Sunday, 10 April 2016

Expandable Space Station Module "BEAM"

With NASA taking a second look at expandable module technology beginning in early 2010, various options were considered, including Bigelow for providing what at the time was to have been a torus-shaped storage module, called the Bigelow Expandable Activity Module, for the ISS. One application of the toroidal BEAM design was as a centrifuge demo preceding further developments of the NASA Nautilus-X multi-mission exploration vehicle. In January 2011, Bigelow projected that this module could be built and made flight ready 24 months after a build contract was secured.

The Bigelow Expandable Activity Module (BEAM) is an expandable habitat technology demonstration for the International Space Station. Expandable habitats greatly decrease the amount of transport volume for future space missions. These “expandables” are lightweight and require minimal payload volume on a rocket, but expand after being deployed in space to potentially provide a comfortable area for astronauts to live and work. They also provide a varying degree of protection from solar and cosmic radiation, space debris, atomic oxygen, ultraviolet radiation and other elements of the space environment.

### Input for this task
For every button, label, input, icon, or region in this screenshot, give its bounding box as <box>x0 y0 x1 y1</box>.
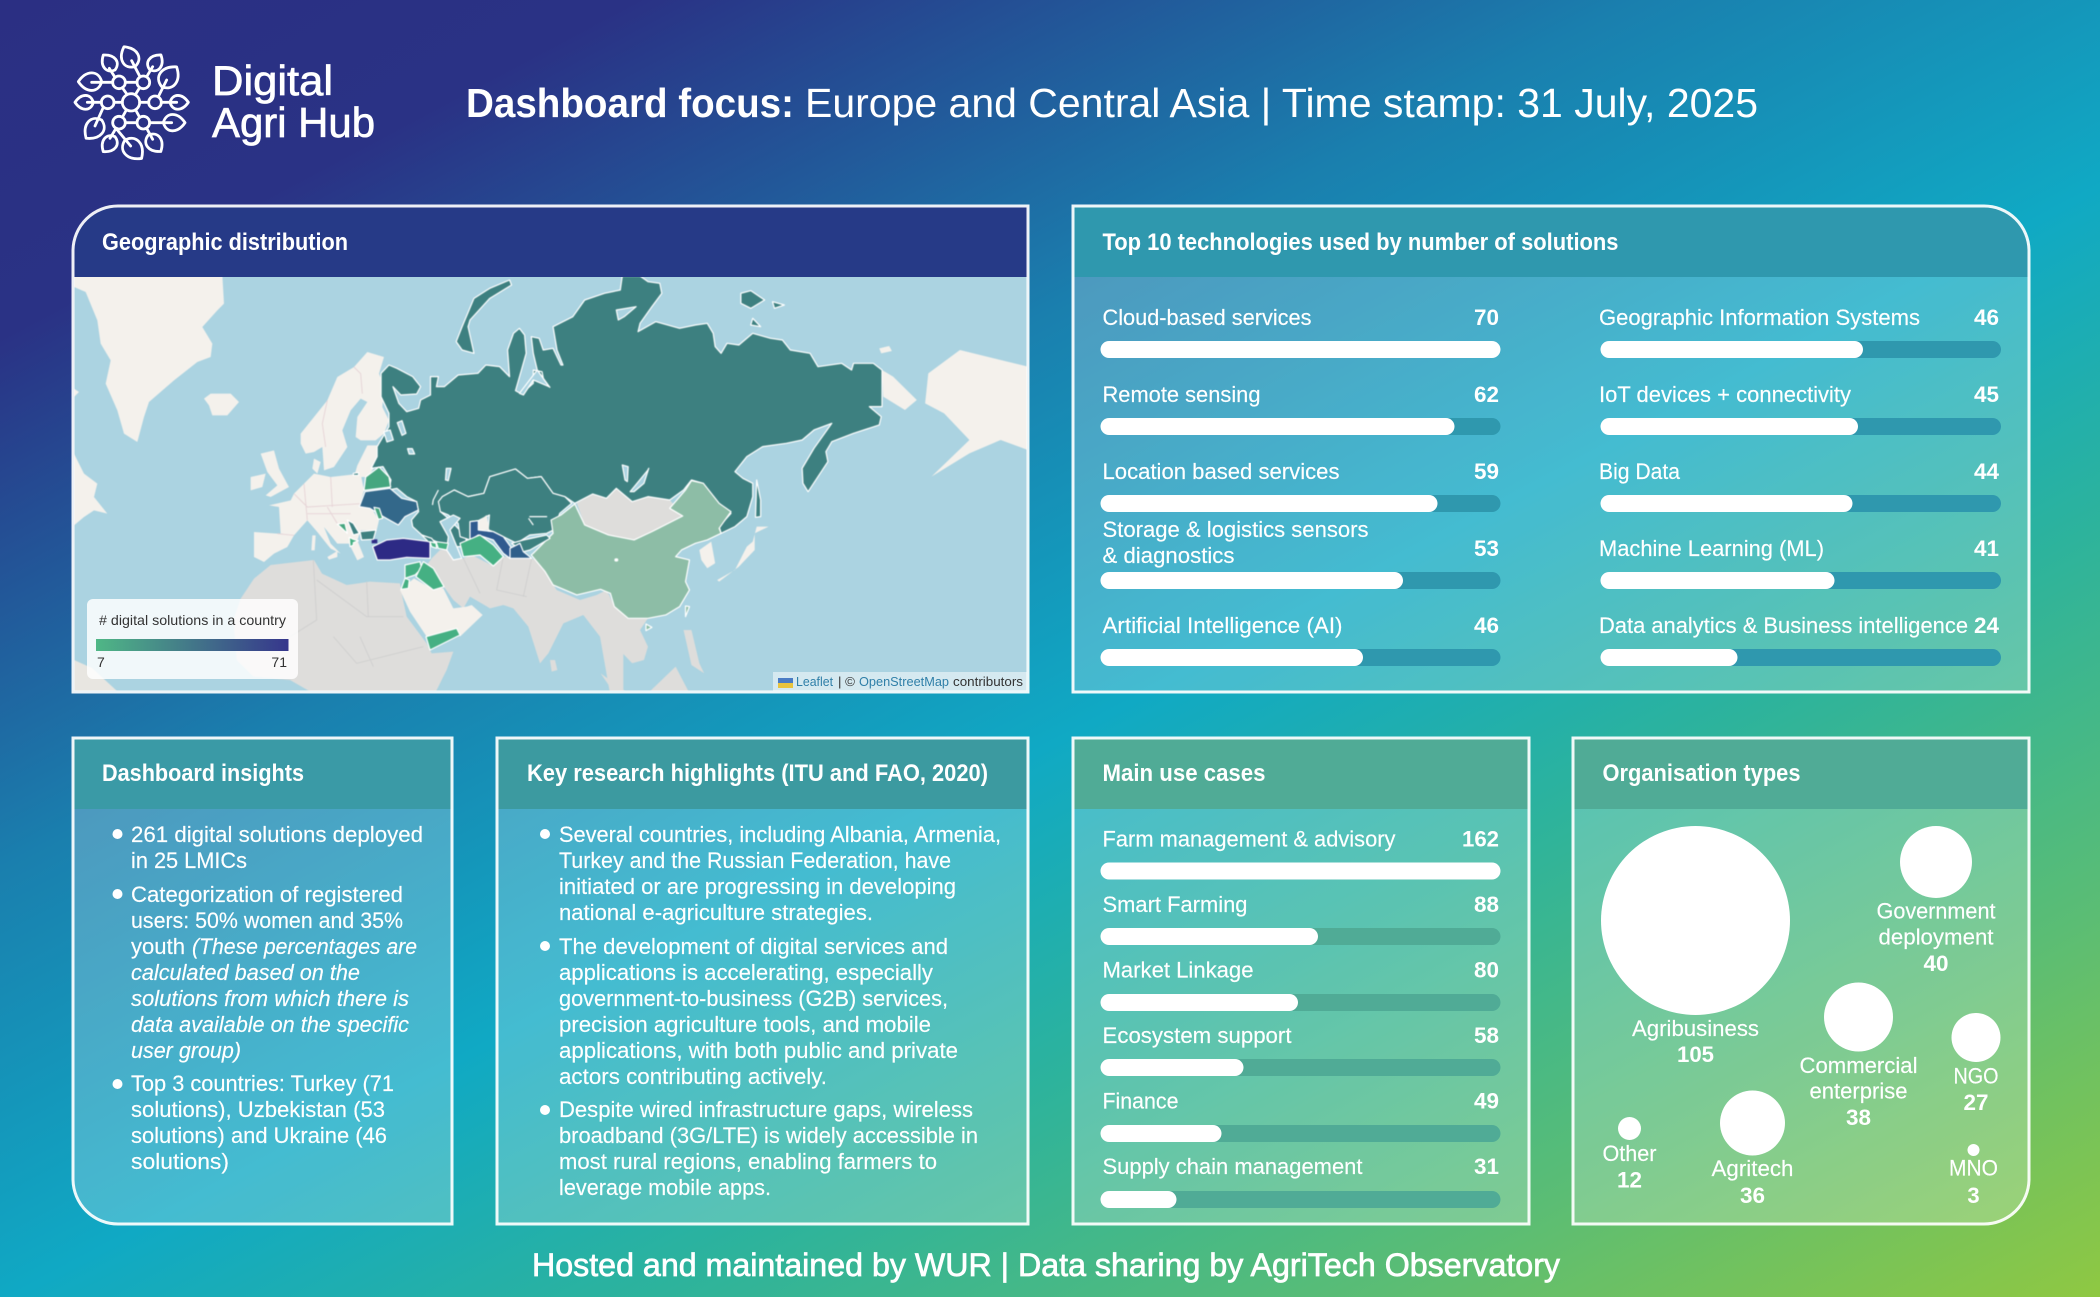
Other 12 <box>1602 1117 1656 1192</box>
Commercial enterprise 38 <box>1800 982 1918 1130</box>
Moldova <box>374 507 383 519</box>
Location based services: 59 <box>1474 459 1499 484</box>
text block: insights list: solutions from which there is <box>131 986 409 1011</box>
Machine Learning (ML): 41 <box>1974 536 1999 561</box>
Government deployment 40 <box>1876 826 1996 976</box>
Government deployment 40: 40 <box>1924 951 1948 976</box>
bubble chart <box>1601 826 2000 1208</box>
Yemen <box>426 628 460 650</box>
logo: Digital Agri Hub <box>75 43 375 165</box>
text block: research list: national e-agriculture strategies. <box>559 900 873 925</box>
Iraq <box>416 562 444 590</box>
panel: organisation types <box>1573 738 2029 1224</box>
Geographic Information Systems: Geographic Information Systems <box>1599 305 1920 330</box>
Syria <box>405 562 422 578</box>
Big Data <box>1599 459 2001 512</box>
Data analytics & Business intelligence: Data analytics & Business intelligence <box>1599 613 1968 638</box>
Agritech 36: 36 <box>1740 1183 1765 1208</box>
heading: Dashboard insights <box>102 760 304 787</box>
Supply chain management <box>1100 1154 1500 1208</box>
text block: insights list: Categorization of registered <box>131 882 403 907</box>
Remote sensing: Remote sensing <box>1102 382 1260 407</box>
logo wordmark: Agri Hub <box>212 99 375 146</box>
Farm management & advisory: Farm management & advisory <box>1102 826 1396 852</box>
panel: top 10 technologies <box>1073 206 2029 692</box>
text block: research list: Several countries, including Albania, Armenia, <box>559 822 1001 847</box>
Storage & logistics sensors & diagnostics: Storage & logistics sensors <box>1102 517 1368 542</box>
Remote sensing: 62 <box>1474 382 1499 407</box>
text block: insights list: solutions) <box>131 1149 229 1174</box>
Location based services <box>1100 459 1500 512</box>
Storage & logistics sensors & diagnostics <box>1100 517 1500 589</box>
heading: Main use cases <box>1102 760 1266 787</box>
Finance: Finance <box>1102 1088 1178 1114</box>
panel: main use cases <box>1073 738 1529 1224</box>
logo wordmark: Digital <box>212 57 333 104</box>
Aral basin <box>478 515 489 530</box>
east Asia land traced at zoom scale <box>353 276 1028 693</box>
Agribusiness 105: Agribusiness <box>1632 1016 1759 1041</box>
Other 12: 12 <box>1617 1168 1642 1192</box>
bar chart: right column <box>1599 305 2001 666</box>
map <box>74 275 1029 693</box>
text block: research list: precision agriculture tools, and mobile <box>559 1012 931 1037</box>
Kazakhstan <box>438 469 572 543</box>
Artificial Intelligence (AI) <box>1100 613 1500 666</box>
western land traced at 3x <box>74 275 389 562</box>
IoT devices + connectivity: IoT devices + connectivity <box>1599 382 1851 407</box>
panel header <box>497 738 1028 809</box>
legend: 71 <box>271 654 287 670</box>
Smart Farming <box>1100 892 1500 945</box>
text block: research list: Despite wired infrastructure gaps, wireless <box>559 1097 973 1122</box>
Commercial enterprise 38: enterprise <box>1810 1078 1908 1104</box>
logo wordmark <box>212 57 375 146</box>
Commercial enterprise 38: Commercial <box>1800 1053 1918 1078</box>
south atlantic land <box>74 660 117 691</box>
Turkey <box>373 538 430 560</box>
Cloud-based services: 70 <box>1474 305 1499 330</box>
panel header <box>1073 738 1529 809</box>
NGO 27: 27 <box>1964 1090 1988 1115</box>
title: Dashboard focus: <box>466 80 794 126</box>
Artificial Intelligence (AI): Artificial Intelligence (AI) <box>1102 613 1342 638</box>
Finance <box>1100 1088 1500 1142</box>
panel header <box>1073 206 2029 277</box>
text block: insights list: data available on the specific <box>131 1012 409 1037</box>
west and central Asia countries traced at 3x <box>337 488 550 650</box>
icon: leaf network emblem <box>75 43 188 165</box>
text block: research list: government-to-business (G2B) services, <box>559 986 948 1011</box>
MNO 3 <box>1949 1144 1998 1208</box>
Storage & logistics sensors & diagnostics: & diagnostics <box>1102 543 1234 568</box>
text block: research list <box>540 822 1001 1200</box>
Market Linkage <box>1100 958 1500 1011</box>
NGO 27: NGO <box>1954 1064 1998 1088</box>
Middle East, Africa and South Asia traced at 3x <box>233 550 623 693</box>
legend <box>87 599 298 679</box>
title: Europe and Central Asia | Time stamp: 31 July, 2025 <box>805 80 1758 126</box>
text block: insights list: youth <box>131 934 185 959</box>
Big Data: Big Data <box>1599 459 1681 484</box>
Government deployment 40: Government <box>1876 898 1996 924</box>
panel: geographic distribution <box>73 206 1029 693</box>
heading: Key research highlights (ITU and FAO, 2020) <box>527 760 988 787</box>
Commercial enterprise 38: 38 <box>1846 1105 1871 1130</box>
Tajikistan <box>510 543 532 558</box>
Machine Learning (ML) <box>1599 536 2001 589</box>
text block: insights list: in 25 LMICs <box>131 848 247 873</box>
Ecosystem support: Ecosystem support <box>1102 1023 1292 1048</box>
heading: Organisation types <box>1602 760 1800 787</box>
footer: Hosted and maintained by WUR | Data sharing by AgriTech Observatory <box>532 1247 1560 1283</box>
attribution: | © <box>838 674 855 689</box>
Finance: 49 <box>1474 1088 1499 1114</box>
NGO 27 <box>1952 1013 2000 1115</box>
lakes <box>384 430 393 442</box>
attribution <box>773 672 1029 691</box>
Machine Learning (ML): Machine Learning (ML) <box>1599 536 1824 561</box>
Agribusiness 105: 105 <box>1677 1042 1714 1067</box>
Remote sensing <box>1100 382 1500 435</box>
text block: research list: Turkey and the Russian Federation, have <box>559 848 951 873</box>
heading: Top 10 technologies used by number of solutions <box>1102 229 1618 256</box>
text block: insights list: user group) <box>131 1038 241 1063</box>
Big Data: 44 <box>1974 459 2000 484</box>
Farm management & advisory <box>1100 826 1500 880</box>
Cloud-based services <box>1100 305 1500 358</box>
Geographic Information Systems <box>1599 305 2001 358</box>
Russia <box>371 276 882 547</box>
Agribusiness 105 <box>1601 826 1790 1067</box>
Kyrgyzstan <box>512 535 550 552</box>
text block: research list: initiated or are progressing in developing <box>559 874 956 899</box>
Other 12: Other <box>1602 1141 1656 1166</box>
Supply chain management: 31 <box>1474 1154 1499 1179</box>
Market Linkage: Market Linkage <box>1102 958 1254 982</box>
Government deployment 40: deployment <box>1878 924 1994 950</box>
panel: key research highlights <box>497 738 1028 1224</box>
Storage & logistics sensors & diagnostics: 53 <box>1474 536 1499 561</box>
panel: dashboard insights <box>73 738 452 1224</box>
text block: insights list: calculated based on the <box>131 960 360 985</box>
text block: insights list: solutions) and Ukraine (46 <box>131 1123 387 1148</box>
Farm management & advisory: 162 <box>1462 826 1499 852</box>
MNO 3: MNO <box>1949 1156 1998 1180</box>
attribution: OpenStreetMap <box>859 674 949 689</box>
text block: research list: leverage mobile apps. <box>559 1175 771 1200</box>
panel header <box>73 738 452 809</box>
text block: research list: applications is accelerating, especially <box>559 960 933 985</box>
IoT devices + connectivity: 45 <box>1974 382 1999 407</box>
Agritech 36 <box>1712 1090 1794 1208</box>
Geographic Information Systems: 46 <box>1974 305 1999 330</box>
panel header <box>1573 738 2029 809</box>
Ecosystem support: 58 <box>1474 1023 1499 1048</box>
text block: insights list: users: 50% women and 35% <box>131 908 403 933</box>
Smart Farming: 88 <box>1474 892 1499 917</box>
legend: # digital solutions in a country <box>99 612 286 628</box>
Ecosystem support <box>1100 1023 1500 1076</box>
Agritech 36: Agritech <box>1712 1156 1794 1181</box>
bar chart: left column <box>1100 305 1500 666</box>
Turkmenistan <box>460 535 503 566</box>
text block: insights list: 261 digital solutions deployed <box>131 822 423 847</box>
text block: research list: applications, with both public and private <box>559 1038 958 1063</box>
Smart Farming: Smart Farming <box>1102 892 1248 917</box>
text block: research list: most rural regions, enabling farmers to <box>559 1149 937 1174</box>
panel header <box>73 206 1028 277</box>
attribution: contributors <box>953 674 1024 689</box>
Caspian Sea <box>440 515 462 560</box>
legend: 7 <box>97 654 105 670</box>
text block: insights list: solutions), Uzbekistan (53 <box>131 1097 385 1122</box>
China <box>531 481 731 618</box>
MNO 3: 3 <box>1967 1183 1980 1208</box>
Supply chain management: Supply chain management <box>1102 1154 1362 1179</box>
Data analytics & Business intelligence <box>1599 613 2001 666</box>
IoT devices + connectivity <box>1599 382 2001 435</box>
text block: research list: broadband (3G/LTE) is widely accessible in <box>559 1123 978 1148</box>
text block: insights list <box>112 822 423 1174</box>
text block: research list: The development of digital services and <box>559 934 948 959</box>
Artificial Intelligence (AI): 46 <box>1474 613 1499 638</box>
heading: Geographic distribution <box>102 229 348 256</box>
Balkans <box>337 523 347 533</box>
Cloud-based services: Cloud-based services <box>1102 305 1312 330</box>
text block: insights list: Top 3 countries: Turkey (71 <box>131 1071 394 1096</box>
text block: insights list: (These percentages are <box>192 934 417 959</box>
Belarus <box>364 467 391 490</box>
Caucasus <box>422 535 435 543</box>
text block: research list: actors contributing actively. <box>559 1064 827 1089</box>
Location based services: Location based services <box>1102 459 1340 484</box>
Market Linkage: 80 <box>1474 958 1499 982</box>
Data analytics & Business intelligence: 24 <box>1974 613 2000 638</box>
Uzbekistan <box>470 521 512 558</box>
bar chart: use cases <box>1100 826 1500 1208</box>
Jordan <box>401 578 409 589</box>
attribution: Leaflet <box>796 674 833 689</box>
Ukraine <box>359 488 418 525</box>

### Required work
a - In the passage on the BEAM module, translate this sentence into Spanish: "Expandable habitats greatly decrease the amount of transport volume for future space missions."
b - Quote verbatim the lines of the records from the one containing "Other 12 <box>1602 1117 1656 1192</box>" through the one containing "Government deployment 40 <box>1876".

### Answers to the tasks
a - Los hábitats expandibles disminuyen considerablemente la cantidad de volumen de transporte para las futuras misiones espaciales.

b -
Other 12 <box>1602 1117 1656 1192</box>
Commercial enterprise 38 <box>1800 982 1918 1130</box>
Moldova <box>374 507 383 519</box>
Location based services: 59 <box>1474 459 1499 484</box>
text block: insights list: solutions from which there is <box>131 986 409 1011</box>
Machine Learning (ML): 41 <box>1974 536 1999 561</box>
Government deployment 40 <box>1876 826 1996 976</box>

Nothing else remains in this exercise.